Lines containing the word "Sessions" are to be counted; state their number and nothing further.

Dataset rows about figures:
• • •

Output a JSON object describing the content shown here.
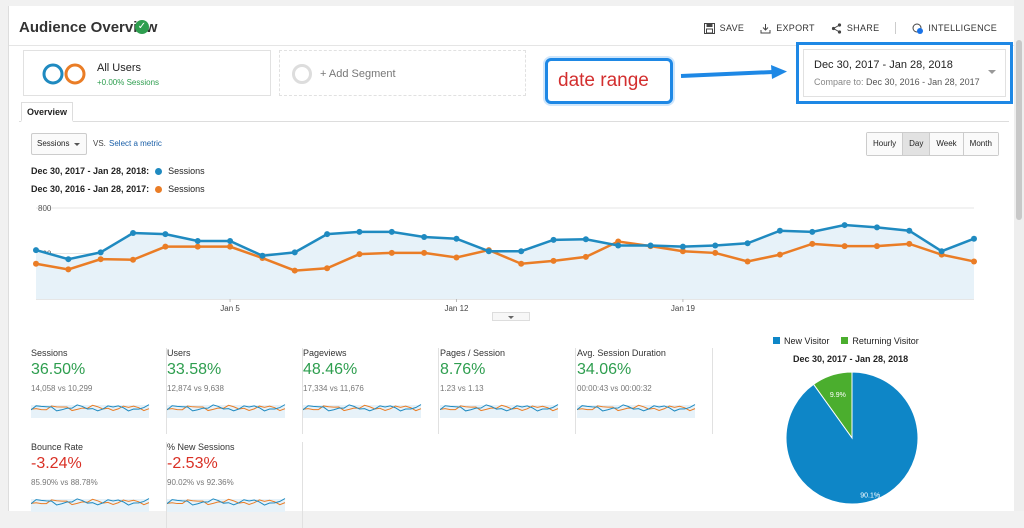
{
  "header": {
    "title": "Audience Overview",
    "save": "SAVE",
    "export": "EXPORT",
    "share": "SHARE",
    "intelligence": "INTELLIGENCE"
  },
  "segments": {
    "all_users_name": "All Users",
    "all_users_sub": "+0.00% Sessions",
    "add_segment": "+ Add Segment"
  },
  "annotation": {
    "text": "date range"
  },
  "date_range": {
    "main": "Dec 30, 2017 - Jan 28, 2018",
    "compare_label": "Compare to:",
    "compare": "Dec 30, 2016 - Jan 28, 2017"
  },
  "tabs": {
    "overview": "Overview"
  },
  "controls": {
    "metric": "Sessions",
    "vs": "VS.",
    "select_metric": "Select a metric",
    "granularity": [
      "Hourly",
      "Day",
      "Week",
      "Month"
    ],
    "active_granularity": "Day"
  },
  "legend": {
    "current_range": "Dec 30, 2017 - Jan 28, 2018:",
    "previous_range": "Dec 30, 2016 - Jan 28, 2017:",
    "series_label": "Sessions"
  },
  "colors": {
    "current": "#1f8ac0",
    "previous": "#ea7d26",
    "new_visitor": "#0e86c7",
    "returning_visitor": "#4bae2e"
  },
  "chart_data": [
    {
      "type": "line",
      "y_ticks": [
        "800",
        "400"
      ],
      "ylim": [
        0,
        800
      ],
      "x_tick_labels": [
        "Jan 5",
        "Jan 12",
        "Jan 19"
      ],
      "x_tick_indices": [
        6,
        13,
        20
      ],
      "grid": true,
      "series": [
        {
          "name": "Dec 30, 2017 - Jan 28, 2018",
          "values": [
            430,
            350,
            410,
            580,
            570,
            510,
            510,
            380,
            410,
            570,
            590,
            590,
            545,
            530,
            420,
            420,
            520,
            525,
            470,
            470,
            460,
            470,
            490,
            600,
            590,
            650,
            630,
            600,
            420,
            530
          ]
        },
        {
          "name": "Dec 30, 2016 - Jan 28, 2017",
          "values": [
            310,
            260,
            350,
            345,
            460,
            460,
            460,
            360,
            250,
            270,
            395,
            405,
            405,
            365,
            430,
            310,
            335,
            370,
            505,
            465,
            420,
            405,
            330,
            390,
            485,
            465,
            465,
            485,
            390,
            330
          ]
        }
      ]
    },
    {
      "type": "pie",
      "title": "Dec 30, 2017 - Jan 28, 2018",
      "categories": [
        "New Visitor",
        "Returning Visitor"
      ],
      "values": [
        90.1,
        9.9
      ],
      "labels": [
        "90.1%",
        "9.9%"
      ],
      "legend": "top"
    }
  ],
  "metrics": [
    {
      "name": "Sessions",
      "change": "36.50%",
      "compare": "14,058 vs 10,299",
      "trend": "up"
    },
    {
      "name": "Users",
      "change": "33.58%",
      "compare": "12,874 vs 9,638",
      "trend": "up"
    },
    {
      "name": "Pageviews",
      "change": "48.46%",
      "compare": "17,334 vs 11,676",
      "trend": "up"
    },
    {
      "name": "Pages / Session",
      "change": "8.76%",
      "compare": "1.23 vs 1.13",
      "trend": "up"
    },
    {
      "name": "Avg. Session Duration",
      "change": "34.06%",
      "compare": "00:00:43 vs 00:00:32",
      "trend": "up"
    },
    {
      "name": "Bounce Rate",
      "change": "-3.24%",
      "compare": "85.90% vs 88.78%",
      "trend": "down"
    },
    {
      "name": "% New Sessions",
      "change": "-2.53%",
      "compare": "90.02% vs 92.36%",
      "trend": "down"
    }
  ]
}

• • •

#### Output of the exercise
5